The problem:
Return nothing but the lines from the one with "Extract all the data from this chart as JSON." through the one with "Serialize everything readable" in the data below, word for word and without pictures.

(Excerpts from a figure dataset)
+++

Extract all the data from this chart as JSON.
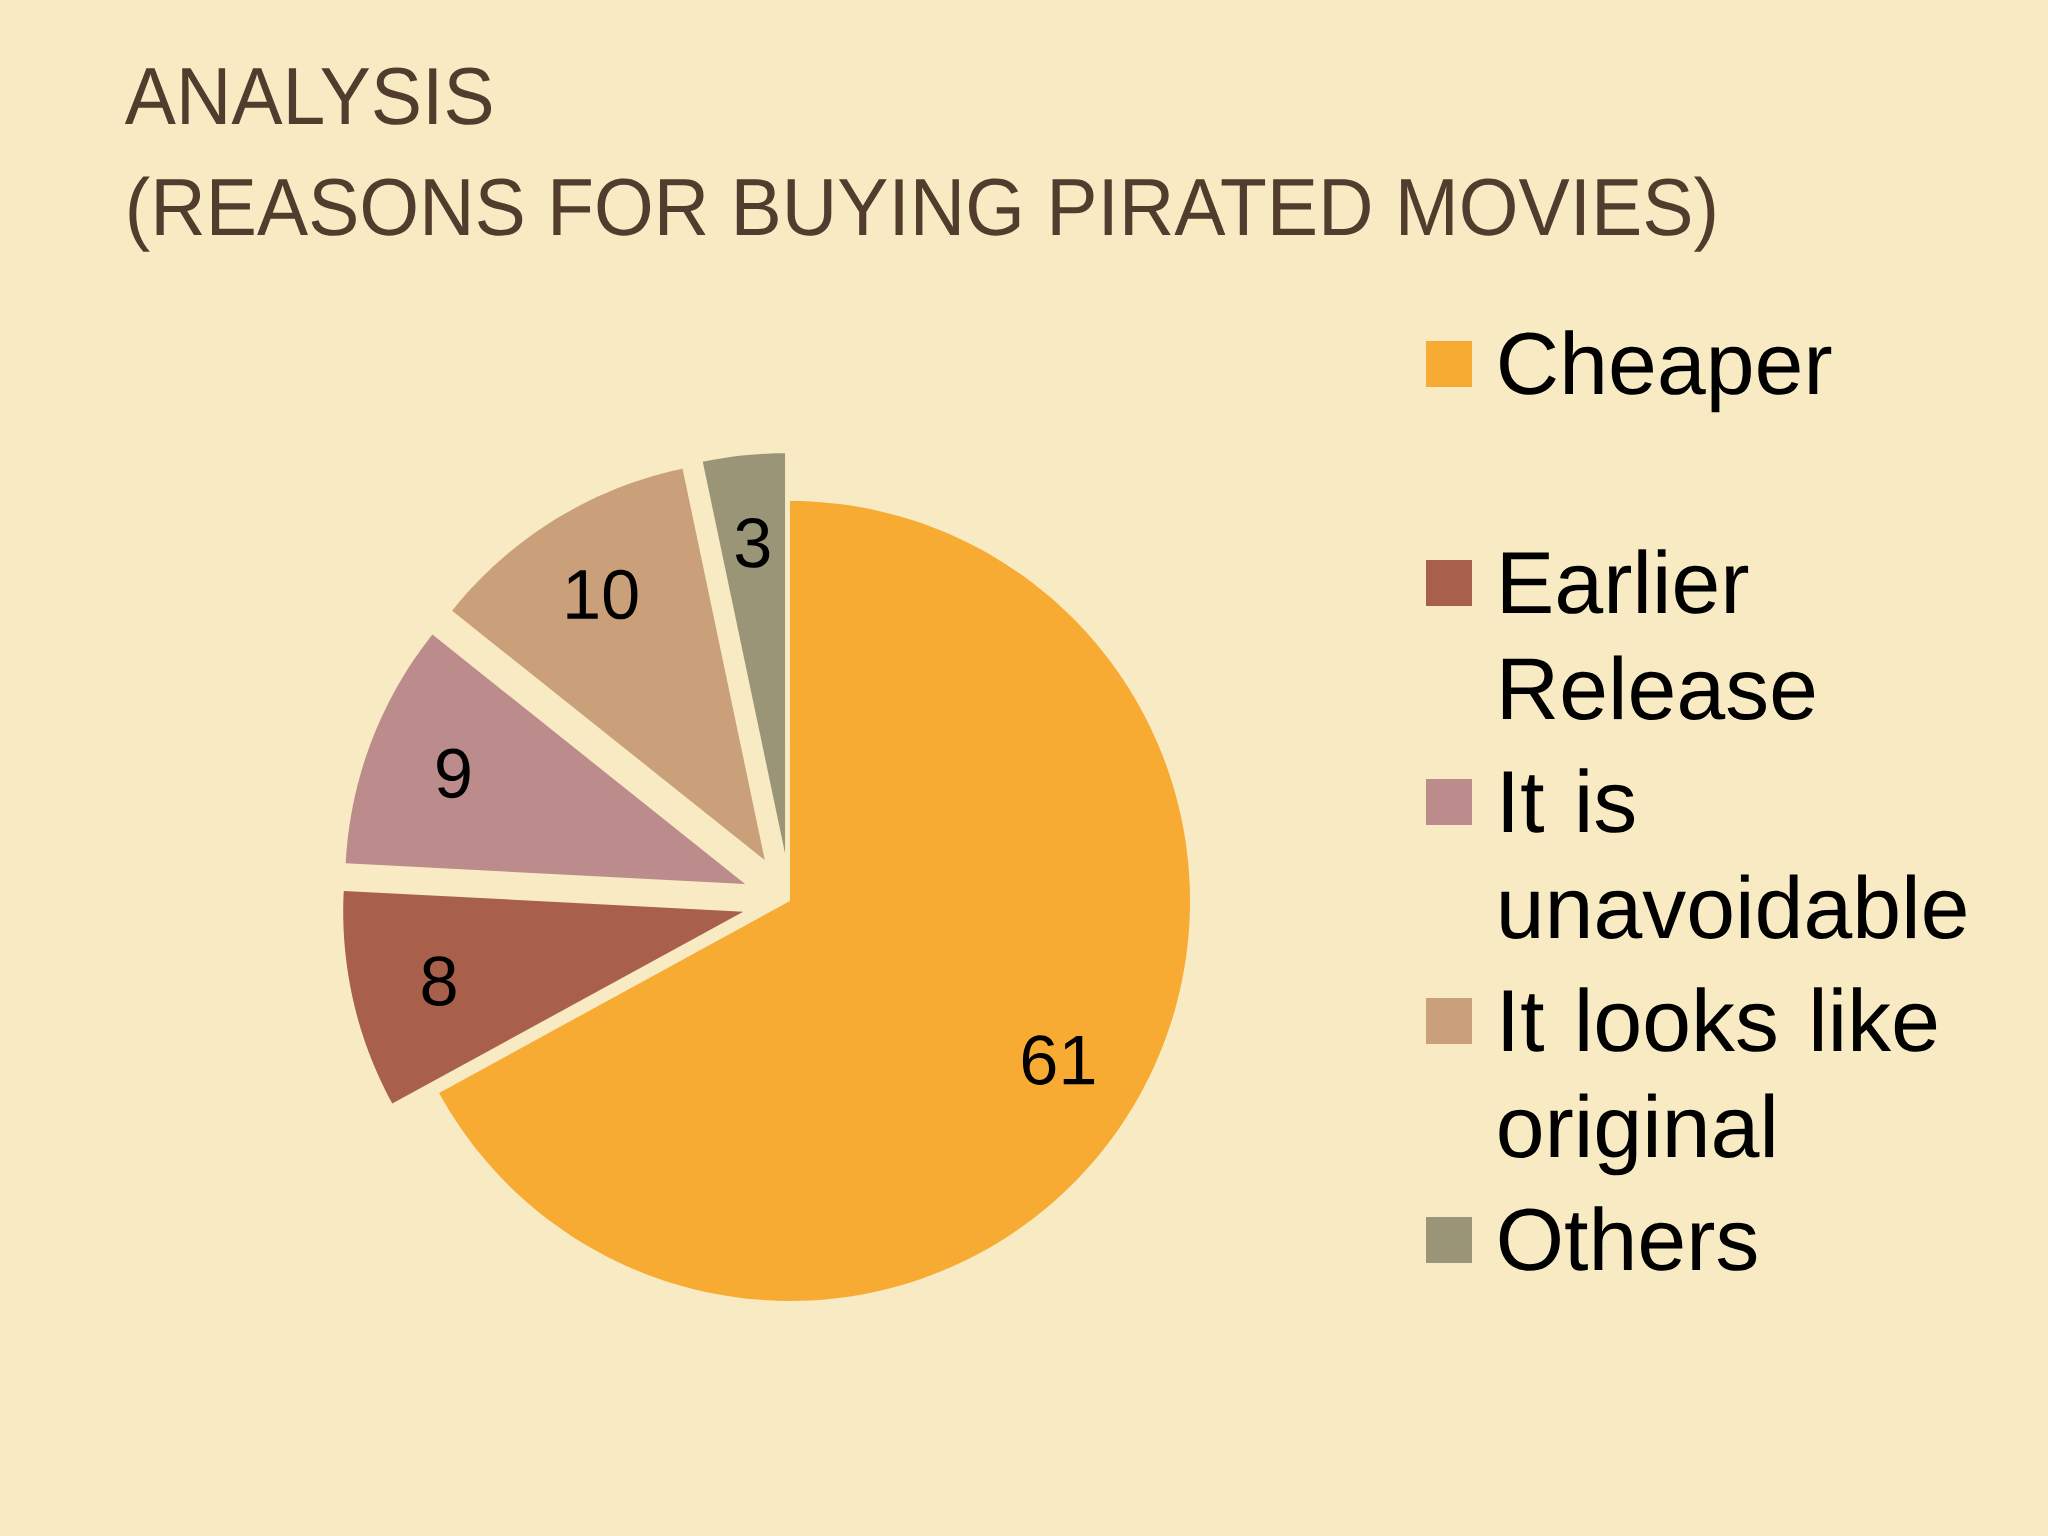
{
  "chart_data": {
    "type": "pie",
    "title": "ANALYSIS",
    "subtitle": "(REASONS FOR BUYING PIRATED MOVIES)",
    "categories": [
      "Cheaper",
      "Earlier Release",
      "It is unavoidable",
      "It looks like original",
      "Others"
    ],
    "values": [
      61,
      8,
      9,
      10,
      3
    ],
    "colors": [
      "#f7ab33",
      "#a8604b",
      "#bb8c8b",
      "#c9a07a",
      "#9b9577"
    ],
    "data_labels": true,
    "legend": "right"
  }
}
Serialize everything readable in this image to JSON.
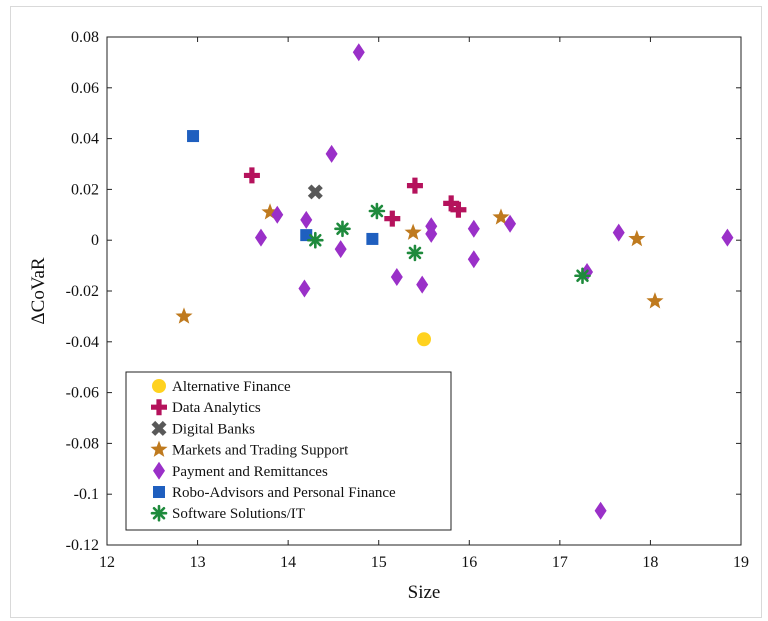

+++

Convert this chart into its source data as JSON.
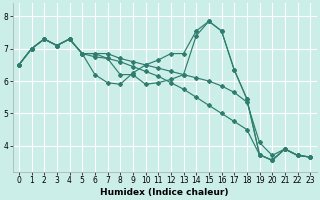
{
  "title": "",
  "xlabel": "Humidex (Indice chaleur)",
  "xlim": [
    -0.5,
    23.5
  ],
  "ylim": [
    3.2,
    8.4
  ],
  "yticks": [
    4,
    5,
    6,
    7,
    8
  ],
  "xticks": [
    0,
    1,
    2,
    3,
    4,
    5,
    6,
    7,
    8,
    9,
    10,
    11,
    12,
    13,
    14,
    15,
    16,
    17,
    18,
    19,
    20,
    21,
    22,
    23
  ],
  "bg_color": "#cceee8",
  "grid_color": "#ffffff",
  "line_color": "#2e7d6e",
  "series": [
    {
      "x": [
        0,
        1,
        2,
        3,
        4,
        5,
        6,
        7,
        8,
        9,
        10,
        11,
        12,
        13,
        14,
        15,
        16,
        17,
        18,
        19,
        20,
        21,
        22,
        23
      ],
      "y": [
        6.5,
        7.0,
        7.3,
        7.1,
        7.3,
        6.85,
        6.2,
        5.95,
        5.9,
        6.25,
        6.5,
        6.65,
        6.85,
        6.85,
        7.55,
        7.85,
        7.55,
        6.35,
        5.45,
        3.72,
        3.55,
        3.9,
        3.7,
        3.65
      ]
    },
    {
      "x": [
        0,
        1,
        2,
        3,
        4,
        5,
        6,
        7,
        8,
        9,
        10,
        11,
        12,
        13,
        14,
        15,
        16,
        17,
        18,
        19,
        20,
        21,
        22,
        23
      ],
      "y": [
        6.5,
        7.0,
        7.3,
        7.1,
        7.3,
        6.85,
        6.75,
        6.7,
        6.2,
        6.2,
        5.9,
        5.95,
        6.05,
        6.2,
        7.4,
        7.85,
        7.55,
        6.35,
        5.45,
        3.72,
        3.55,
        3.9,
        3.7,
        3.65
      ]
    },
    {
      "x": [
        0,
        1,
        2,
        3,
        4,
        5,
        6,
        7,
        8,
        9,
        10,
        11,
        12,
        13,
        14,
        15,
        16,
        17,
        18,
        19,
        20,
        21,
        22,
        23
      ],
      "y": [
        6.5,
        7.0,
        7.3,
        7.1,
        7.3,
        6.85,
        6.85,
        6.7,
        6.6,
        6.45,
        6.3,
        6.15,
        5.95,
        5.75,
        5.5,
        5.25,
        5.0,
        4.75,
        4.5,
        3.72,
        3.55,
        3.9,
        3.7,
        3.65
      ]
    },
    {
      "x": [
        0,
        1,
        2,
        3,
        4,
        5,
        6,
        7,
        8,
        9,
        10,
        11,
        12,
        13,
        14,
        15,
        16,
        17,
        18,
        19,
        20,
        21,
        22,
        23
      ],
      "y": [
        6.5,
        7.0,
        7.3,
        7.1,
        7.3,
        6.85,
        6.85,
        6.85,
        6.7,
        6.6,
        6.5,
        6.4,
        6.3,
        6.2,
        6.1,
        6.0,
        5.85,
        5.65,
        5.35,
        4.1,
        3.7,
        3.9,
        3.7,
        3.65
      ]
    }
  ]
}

+++

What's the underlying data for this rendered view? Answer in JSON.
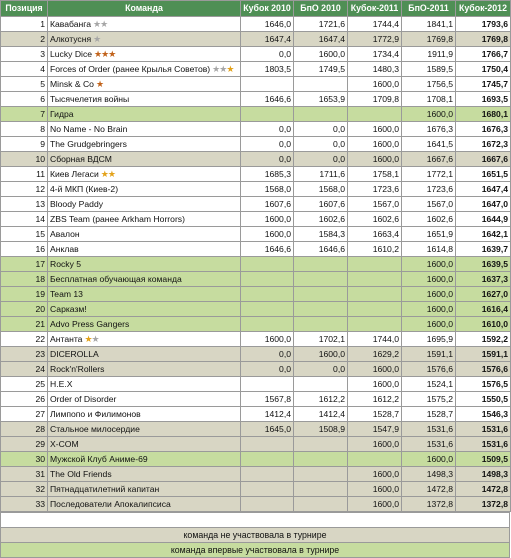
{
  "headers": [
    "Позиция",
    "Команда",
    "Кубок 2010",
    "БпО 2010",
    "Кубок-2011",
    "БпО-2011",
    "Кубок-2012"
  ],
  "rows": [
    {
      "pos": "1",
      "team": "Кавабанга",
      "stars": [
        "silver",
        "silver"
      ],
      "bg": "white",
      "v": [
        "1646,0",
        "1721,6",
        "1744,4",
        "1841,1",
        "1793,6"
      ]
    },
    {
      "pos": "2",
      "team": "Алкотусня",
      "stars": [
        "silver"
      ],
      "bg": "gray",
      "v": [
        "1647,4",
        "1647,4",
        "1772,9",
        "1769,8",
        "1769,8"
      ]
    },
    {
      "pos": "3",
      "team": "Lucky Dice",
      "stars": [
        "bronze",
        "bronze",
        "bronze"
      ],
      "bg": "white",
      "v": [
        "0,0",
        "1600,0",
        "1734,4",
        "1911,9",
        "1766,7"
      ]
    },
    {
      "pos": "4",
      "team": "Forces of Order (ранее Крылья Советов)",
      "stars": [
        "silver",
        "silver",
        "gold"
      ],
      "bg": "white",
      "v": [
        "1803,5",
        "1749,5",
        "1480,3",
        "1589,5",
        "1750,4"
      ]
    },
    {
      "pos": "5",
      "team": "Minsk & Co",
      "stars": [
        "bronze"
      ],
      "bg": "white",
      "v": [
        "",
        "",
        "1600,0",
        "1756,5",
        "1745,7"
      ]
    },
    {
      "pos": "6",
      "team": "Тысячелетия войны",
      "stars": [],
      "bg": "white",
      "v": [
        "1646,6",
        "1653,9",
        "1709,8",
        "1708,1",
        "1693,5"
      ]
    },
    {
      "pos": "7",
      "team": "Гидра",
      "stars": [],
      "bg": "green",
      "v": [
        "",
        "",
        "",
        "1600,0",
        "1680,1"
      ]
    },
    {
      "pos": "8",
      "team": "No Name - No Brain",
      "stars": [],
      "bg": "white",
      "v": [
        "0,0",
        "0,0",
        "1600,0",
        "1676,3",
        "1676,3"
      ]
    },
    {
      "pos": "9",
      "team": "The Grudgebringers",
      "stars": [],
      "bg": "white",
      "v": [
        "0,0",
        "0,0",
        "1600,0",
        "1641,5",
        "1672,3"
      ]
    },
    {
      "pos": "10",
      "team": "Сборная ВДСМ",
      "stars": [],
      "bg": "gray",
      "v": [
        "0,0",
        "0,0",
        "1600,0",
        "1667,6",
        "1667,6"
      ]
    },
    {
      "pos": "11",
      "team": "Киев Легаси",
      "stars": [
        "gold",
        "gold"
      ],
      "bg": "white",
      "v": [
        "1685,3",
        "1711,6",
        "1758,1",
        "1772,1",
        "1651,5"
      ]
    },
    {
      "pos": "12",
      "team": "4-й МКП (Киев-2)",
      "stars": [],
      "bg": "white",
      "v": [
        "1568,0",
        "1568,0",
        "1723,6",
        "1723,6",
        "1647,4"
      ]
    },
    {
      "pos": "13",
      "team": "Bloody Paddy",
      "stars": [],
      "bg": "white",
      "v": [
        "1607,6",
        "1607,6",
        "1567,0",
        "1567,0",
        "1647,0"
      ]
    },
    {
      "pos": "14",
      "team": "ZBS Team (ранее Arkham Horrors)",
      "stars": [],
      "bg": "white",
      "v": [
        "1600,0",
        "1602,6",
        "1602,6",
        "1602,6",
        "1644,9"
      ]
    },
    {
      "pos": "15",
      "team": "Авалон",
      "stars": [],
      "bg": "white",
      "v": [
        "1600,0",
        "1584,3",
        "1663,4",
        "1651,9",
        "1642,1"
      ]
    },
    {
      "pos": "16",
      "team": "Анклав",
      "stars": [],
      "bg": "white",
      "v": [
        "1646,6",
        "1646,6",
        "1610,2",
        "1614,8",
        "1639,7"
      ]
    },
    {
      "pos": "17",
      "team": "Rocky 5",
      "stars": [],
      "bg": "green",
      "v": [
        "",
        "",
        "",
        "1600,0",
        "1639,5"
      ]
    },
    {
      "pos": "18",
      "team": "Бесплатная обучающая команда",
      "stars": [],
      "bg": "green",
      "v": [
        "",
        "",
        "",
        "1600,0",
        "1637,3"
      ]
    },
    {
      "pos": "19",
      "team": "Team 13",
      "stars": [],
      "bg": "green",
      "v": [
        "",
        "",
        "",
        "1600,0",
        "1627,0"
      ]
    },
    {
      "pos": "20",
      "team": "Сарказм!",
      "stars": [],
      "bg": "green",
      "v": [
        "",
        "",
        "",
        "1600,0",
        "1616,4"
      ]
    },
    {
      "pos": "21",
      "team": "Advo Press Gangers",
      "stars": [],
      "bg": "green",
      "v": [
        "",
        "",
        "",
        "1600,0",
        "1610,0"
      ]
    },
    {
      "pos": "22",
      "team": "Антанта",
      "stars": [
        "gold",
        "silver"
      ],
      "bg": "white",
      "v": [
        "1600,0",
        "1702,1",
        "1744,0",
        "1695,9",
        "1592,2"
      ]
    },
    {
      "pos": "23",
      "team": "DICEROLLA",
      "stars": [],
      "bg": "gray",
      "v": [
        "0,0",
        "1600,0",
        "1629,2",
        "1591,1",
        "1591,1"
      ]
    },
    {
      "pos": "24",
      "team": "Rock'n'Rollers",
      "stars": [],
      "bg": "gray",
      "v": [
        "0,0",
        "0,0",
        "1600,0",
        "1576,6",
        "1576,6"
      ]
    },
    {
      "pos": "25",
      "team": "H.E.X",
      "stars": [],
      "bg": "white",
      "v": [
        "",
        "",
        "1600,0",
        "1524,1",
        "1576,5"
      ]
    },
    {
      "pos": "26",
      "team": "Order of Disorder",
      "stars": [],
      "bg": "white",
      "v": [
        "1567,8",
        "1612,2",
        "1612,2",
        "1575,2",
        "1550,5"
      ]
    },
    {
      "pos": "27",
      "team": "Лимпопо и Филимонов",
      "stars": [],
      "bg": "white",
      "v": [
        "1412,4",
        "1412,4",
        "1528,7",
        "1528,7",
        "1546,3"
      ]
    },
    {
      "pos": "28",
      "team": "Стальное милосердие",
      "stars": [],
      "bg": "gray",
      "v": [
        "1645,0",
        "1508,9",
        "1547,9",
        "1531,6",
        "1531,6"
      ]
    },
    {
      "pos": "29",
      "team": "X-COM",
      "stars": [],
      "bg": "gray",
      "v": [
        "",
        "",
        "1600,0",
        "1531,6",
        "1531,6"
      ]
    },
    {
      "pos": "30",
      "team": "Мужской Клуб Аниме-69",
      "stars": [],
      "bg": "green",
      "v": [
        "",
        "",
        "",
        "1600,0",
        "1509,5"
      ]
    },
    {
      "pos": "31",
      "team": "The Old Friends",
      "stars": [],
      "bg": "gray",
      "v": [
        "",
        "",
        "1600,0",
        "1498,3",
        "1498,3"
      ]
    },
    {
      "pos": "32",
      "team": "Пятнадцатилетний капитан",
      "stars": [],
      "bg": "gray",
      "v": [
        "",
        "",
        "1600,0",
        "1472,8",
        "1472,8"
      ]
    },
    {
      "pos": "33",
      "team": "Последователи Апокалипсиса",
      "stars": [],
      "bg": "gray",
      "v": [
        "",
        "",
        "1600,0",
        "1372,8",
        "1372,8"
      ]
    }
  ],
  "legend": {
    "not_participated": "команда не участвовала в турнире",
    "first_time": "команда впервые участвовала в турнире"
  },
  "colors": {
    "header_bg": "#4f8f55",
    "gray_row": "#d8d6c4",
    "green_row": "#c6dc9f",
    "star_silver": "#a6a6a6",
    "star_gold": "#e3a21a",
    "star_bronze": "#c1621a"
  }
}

+++

Exercise output:
Extract all the data from this chart as JSON.
{
  "chart_data": {
    "type": "pie",
    "title": "ANALYSIS",
    "subtitle": "(REASONS FOR BUYING PIRATED MOVIES)",
    "categories": [
      "Cheaper",
      "Earlier Release",
      "It is unavoidable",
      "It looks like original",
      "Others"
    ],
    "values": [
      61,
      8,
      9,
      10,
      3
    ],
    "colors": [
      "#f7ab33",
      "#a8604b",
      "#bb8c8b",
      "#c9a07a",
      "#9b9577"
    ],
    "data_labels": true,
    "legend": "right"
  }
}
Serialize everything readable in this image to JSON.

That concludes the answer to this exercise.